(Layout element annotations)
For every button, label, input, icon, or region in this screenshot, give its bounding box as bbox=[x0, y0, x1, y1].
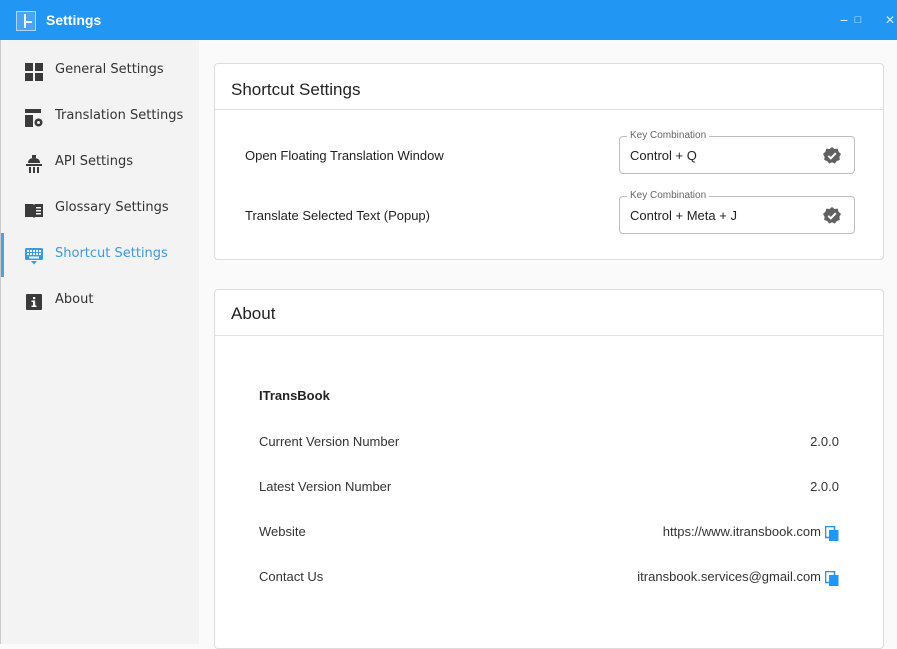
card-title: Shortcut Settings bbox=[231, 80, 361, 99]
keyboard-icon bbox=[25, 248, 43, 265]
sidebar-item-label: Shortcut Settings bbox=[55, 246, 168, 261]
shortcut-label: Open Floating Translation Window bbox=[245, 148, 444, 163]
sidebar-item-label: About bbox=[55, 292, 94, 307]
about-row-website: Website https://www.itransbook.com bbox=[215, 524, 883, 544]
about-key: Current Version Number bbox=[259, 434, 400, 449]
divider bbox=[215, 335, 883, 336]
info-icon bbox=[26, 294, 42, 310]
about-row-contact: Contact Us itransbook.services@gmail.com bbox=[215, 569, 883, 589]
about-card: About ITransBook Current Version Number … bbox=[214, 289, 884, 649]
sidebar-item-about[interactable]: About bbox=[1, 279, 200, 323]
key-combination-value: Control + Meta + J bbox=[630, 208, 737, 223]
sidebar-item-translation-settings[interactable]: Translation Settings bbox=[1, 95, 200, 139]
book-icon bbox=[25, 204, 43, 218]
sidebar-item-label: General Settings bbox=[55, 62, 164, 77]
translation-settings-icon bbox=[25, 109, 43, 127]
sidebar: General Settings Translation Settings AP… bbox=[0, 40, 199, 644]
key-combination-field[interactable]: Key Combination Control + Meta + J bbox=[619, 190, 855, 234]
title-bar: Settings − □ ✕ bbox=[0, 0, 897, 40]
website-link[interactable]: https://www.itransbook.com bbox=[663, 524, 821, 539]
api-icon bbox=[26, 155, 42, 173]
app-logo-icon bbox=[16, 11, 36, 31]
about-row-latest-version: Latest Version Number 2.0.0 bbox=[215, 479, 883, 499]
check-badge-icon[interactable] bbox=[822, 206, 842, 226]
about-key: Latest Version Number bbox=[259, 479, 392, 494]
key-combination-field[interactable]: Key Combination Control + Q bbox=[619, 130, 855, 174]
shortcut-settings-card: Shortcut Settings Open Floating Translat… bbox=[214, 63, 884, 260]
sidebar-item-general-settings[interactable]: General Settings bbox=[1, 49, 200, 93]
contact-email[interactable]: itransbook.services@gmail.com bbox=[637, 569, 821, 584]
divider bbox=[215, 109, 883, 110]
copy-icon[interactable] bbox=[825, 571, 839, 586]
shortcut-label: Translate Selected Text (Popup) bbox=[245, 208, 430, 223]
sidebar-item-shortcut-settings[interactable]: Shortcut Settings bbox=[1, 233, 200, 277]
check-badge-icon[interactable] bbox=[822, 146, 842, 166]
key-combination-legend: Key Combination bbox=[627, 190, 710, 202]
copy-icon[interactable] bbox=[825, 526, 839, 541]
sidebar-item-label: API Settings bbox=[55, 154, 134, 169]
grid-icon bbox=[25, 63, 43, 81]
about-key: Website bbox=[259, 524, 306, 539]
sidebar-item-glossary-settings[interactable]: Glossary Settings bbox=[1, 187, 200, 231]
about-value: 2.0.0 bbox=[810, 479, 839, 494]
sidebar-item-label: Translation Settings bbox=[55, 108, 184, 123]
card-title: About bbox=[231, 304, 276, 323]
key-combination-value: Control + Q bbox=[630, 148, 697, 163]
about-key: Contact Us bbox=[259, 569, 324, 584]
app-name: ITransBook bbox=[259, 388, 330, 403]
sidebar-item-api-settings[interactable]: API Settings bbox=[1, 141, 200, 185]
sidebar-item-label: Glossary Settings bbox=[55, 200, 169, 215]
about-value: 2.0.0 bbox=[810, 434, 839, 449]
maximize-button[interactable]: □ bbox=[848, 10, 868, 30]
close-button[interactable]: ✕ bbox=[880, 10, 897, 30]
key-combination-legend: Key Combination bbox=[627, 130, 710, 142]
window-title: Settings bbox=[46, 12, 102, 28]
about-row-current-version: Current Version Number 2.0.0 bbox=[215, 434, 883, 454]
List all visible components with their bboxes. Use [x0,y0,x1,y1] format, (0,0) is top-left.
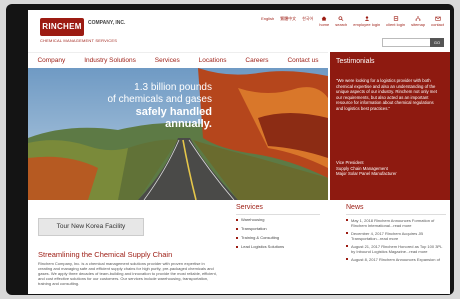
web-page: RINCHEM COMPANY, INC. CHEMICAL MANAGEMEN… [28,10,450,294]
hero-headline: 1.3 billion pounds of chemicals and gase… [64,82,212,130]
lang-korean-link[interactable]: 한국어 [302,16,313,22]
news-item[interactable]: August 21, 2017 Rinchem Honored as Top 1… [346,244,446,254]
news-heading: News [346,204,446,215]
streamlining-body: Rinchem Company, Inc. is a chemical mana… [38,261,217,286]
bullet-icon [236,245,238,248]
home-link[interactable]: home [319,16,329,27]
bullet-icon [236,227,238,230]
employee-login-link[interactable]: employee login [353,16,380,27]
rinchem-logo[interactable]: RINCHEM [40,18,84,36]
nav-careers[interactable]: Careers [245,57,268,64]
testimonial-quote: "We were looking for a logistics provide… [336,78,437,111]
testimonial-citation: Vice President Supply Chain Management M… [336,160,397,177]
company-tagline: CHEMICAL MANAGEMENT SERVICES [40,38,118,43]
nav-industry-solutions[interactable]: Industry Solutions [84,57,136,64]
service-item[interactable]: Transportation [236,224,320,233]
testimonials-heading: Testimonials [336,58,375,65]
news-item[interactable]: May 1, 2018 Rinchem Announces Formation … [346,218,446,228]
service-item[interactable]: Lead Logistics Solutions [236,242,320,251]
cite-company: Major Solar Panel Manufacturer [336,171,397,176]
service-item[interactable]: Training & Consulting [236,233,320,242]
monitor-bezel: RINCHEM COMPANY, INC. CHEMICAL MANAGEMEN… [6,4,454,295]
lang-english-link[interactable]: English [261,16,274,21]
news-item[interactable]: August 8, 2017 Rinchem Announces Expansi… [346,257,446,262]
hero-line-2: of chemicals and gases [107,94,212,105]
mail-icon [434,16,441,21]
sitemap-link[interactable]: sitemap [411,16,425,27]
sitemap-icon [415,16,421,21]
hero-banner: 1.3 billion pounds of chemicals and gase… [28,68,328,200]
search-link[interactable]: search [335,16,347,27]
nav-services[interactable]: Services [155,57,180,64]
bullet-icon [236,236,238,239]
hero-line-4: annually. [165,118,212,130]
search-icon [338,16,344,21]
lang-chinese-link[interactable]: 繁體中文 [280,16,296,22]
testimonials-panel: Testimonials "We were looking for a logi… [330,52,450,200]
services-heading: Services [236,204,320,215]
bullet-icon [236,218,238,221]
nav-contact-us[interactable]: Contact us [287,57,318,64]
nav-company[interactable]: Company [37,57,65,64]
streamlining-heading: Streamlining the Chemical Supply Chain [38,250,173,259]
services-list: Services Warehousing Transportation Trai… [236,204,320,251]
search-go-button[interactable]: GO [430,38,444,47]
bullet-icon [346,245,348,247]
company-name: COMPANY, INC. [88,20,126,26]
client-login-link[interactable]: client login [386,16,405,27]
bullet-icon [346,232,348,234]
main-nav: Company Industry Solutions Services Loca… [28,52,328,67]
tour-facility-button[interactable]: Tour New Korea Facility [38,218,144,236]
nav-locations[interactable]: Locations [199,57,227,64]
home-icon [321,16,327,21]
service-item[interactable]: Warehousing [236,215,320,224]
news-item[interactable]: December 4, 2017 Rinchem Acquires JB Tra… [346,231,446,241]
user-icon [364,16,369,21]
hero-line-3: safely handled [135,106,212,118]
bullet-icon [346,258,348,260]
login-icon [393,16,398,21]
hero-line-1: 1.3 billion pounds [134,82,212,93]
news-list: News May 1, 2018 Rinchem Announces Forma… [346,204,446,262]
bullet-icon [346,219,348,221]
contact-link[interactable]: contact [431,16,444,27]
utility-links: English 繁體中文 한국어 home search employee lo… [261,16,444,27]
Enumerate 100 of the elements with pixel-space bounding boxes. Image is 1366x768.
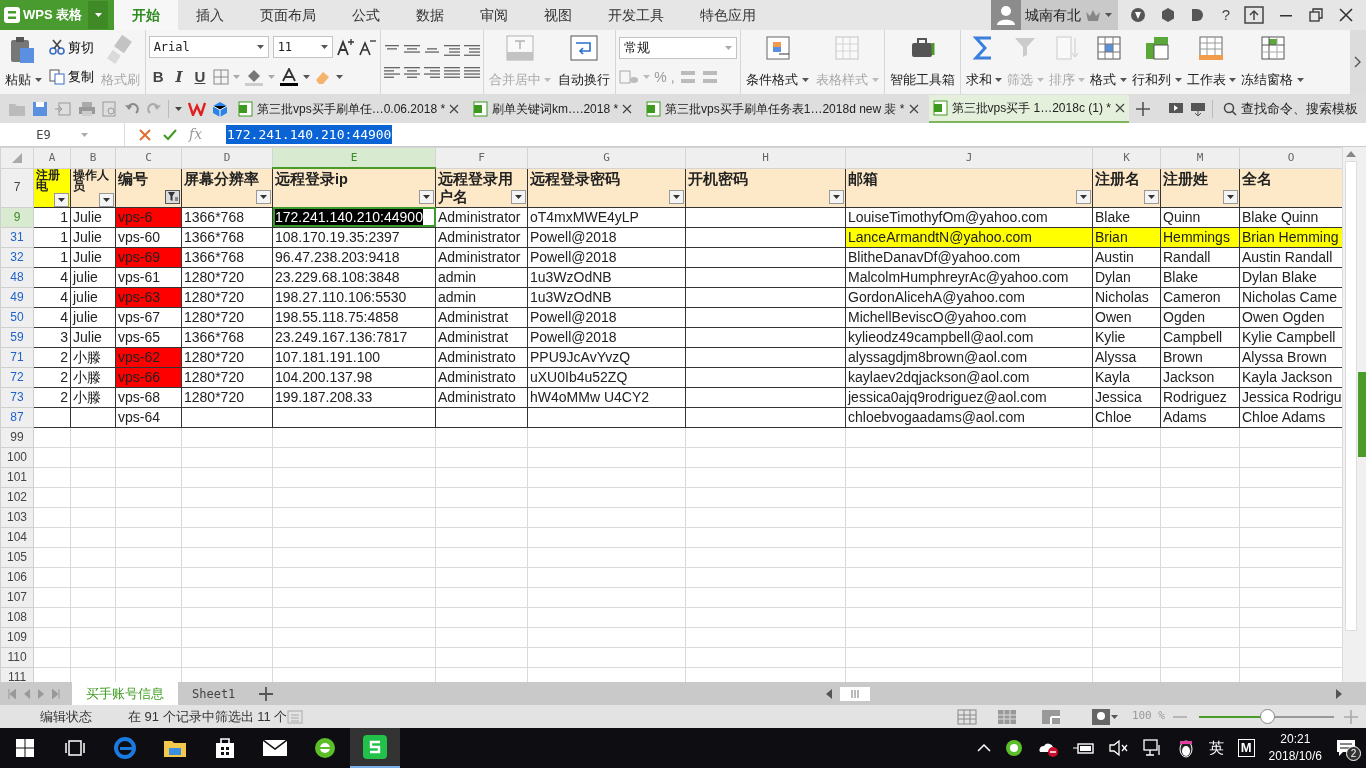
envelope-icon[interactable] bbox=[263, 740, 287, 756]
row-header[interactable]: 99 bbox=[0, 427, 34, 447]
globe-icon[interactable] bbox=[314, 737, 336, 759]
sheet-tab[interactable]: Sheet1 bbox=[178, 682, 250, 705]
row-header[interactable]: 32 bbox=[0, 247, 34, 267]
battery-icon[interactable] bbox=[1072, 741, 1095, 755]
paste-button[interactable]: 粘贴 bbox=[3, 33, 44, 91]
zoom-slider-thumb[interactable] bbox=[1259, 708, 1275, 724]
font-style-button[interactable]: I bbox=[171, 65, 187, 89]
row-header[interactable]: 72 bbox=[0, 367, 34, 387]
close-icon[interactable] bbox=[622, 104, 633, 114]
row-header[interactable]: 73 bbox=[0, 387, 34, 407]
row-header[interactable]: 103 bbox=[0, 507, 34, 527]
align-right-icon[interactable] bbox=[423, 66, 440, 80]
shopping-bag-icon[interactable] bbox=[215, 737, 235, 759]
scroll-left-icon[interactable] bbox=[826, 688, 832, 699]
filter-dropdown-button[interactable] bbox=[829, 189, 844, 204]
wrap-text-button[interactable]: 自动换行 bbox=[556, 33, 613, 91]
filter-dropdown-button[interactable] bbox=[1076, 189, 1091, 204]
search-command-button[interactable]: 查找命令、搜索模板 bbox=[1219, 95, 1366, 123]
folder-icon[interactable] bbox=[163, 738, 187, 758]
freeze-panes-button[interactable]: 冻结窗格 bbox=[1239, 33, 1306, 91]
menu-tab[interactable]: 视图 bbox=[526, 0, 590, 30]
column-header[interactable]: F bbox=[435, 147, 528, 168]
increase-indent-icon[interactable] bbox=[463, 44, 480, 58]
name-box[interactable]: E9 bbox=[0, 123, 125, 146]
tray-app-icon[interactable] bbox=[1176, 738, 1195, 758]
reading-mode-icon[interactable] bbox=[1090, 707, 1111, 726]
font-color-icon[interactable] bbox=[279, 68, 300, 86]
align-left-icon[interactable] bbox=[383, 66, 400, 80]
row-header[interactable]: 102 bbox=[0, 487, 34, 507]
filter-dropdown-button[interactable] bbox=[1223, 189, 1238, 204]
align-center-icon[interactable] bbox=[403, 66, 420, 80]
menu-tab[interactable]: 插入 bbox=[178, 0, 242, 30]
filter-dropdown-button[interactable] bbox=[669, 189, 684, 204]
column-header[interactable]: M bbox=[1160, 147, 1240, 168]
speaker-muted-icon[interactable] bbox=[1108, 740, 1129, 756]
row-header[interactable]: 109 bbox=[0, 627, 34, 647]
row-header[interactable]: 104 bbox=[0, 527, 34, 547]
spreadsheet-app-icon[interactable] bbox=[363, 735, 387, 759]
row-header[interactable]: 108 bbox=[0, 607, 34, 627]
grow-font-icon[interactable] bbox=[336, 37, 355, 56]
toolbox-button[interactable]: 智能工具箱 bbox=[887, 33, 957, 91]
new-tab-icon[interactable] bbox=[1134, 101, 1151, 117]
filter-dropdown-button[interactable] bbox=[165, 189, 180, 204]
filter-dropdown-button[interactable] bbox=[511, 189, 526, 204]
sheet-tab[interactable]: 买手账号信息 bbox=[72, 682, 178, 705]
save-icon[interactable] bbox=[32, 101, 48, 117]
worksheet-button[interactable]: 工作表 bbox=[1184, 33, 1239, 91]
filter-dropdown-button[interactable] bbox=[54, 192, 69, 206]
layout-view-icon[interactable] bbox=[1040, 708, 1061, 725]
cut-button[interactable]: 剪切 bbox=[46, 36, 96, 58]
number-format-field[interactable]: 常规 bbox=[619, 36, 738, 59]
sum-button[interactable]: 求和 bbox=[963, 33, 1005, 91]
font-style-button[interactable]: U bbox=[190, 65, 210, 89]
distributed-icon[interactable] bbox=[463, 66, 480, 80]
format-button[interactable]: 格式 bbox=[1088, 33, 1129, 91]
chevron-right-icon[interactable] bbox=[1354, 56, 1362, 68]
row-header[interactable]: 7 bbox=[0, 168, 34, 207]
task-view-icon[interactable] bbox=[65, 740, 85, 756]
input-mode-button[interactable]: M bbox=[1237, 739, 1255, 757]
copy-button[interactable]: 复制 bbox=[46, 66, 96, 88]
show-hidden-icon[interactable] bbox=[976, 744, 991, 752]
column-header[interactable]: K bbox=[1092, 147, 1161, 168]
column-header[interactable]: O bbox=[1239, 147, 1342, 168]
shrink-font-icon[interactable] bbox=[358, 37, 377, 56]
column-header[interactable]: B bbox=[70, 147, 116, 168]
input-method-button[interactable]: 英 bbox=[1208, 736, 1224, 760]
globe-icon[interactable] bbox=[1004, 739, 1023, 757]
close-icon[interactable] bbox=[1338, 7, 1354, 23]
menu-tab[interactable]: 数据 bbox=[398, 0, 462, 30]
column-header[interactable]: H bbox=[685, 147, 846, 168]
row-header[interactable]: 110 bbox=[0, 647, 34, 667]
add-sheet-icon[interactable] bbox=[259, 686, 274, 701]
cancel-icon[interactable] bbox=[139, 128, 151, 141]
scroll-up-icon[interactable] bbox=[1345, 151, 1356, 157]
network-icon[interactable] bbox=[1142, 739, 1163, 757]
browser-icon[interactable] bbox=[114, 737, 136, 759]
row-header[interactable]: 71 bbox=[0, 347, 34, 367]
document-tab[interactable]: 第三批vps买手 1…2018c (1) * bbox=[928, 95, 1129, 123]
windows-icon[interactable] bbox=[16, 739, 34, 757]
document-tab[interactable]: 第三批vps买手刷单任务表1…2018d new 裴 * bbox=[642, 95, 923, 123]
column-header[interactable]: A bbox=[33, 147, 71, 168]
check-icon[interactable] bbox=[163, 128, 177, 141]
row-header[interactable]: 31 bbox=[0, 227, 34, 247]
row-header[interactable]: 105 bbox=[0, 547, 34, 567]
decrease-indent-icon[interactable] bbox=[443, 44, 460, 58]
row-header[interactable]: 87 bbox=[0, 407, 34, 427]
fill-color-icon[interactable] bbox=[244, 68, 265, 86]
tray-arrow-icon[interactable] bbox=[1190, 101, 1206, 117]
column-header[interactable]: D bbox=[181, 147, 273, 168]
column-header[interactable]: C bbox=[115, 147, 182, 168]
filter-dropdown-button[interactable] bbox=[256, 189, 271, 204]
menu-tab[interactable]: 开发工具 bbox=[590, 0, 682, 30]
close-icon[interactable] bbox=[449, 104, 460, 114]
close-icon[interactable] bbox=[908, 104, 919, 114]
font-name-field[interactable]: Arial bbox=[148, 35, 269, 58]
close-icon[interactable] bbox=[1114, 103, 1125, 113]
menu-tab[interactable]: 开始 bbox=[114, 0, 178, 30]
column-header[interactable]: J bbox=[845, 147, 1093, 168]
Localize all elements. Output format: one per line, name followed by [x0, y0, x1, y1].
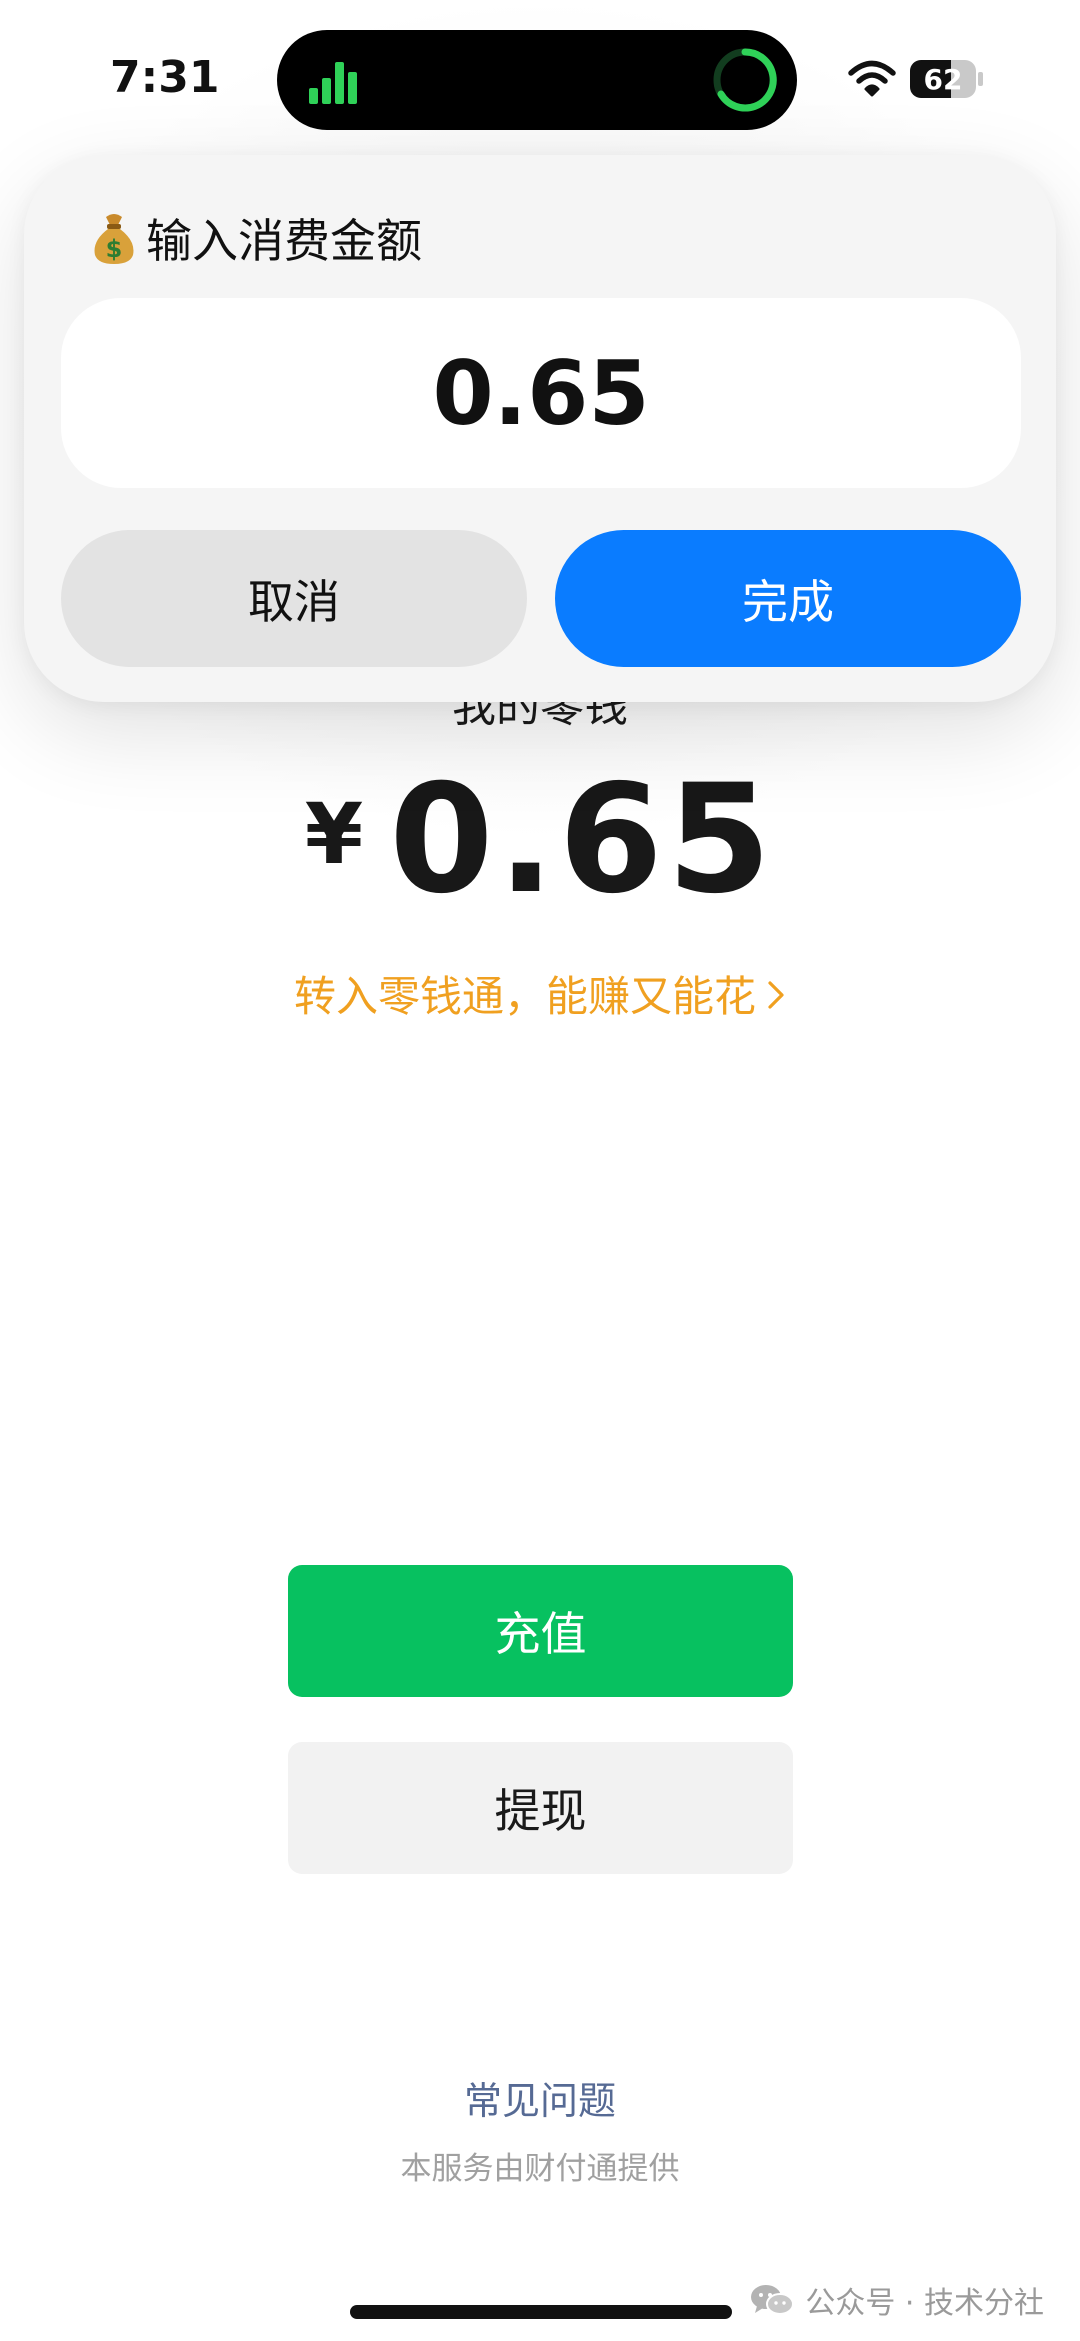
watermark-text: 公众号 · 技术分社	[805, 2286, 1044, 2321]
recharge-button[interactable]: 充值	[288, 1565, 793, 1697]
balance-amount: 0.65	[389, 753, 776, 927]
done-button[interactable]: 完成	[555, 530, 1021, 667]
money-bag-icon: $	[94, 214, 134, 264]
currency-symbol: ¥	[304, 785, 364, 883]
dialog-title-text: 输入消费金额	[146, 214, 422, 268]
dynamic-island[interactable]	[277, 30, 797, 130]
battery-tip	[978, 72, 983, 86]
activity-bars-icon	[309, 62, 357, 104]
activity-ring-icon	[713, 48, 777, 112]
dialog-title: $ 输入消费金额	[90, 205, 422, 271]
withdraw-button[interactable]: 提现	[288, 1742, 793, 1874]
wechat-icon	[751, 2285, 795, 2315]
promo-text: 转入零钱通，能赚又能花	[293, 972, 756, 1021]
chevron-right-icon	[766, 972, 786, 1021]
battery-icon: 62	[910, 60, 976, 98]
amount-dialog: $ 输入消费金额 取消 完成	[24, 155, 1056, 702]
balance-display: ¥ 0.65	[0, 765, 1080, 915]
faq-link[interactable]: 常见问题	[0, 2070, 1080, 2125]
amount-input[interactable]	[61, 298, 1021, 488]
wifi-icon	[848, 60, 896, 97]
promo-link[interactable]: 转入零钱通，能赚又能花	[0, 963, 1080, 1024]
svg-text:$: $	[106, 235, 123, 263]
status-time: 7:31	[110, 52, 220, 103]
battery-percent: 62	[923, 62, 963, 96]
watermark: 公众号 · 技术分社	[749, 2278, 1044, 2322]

_DESCRIPTION OF THE TASK_
Rewrite everything from the line containing "watermark-text: 公众号 ·" down to the line containing "30, 797, 130]" as a Markdown table with the columns Row and Entry. Give one numbered row per line and leave out blank lines.

_EXERCISE RESULT_
| Row | Entry |
|---|---|
| 1 | watermark-text: 公众号 · 技术分社	[805, 2286, 1044, 2321] |
| 2 | recharge-button[interactable]: 充值	[288, 1565, 793, 1697] |
| 3 | balance-amount: 0.65	[389, 753, 776, 927] |
| 4 | done-button[interactable]: 完成	[555, 530, 1021, 667] |
| 5 | money-bag-icon: $	[94, 214, 134, 264] |
| 6 | currency-symbol: ¥	[304, 785, 364, 883] |
| 7 | dialog-title-text: 输入消费金额	[146, 214, 422, 268] |
| 8 | dynamic-island[interactable]	[277, 30, 797, 130] |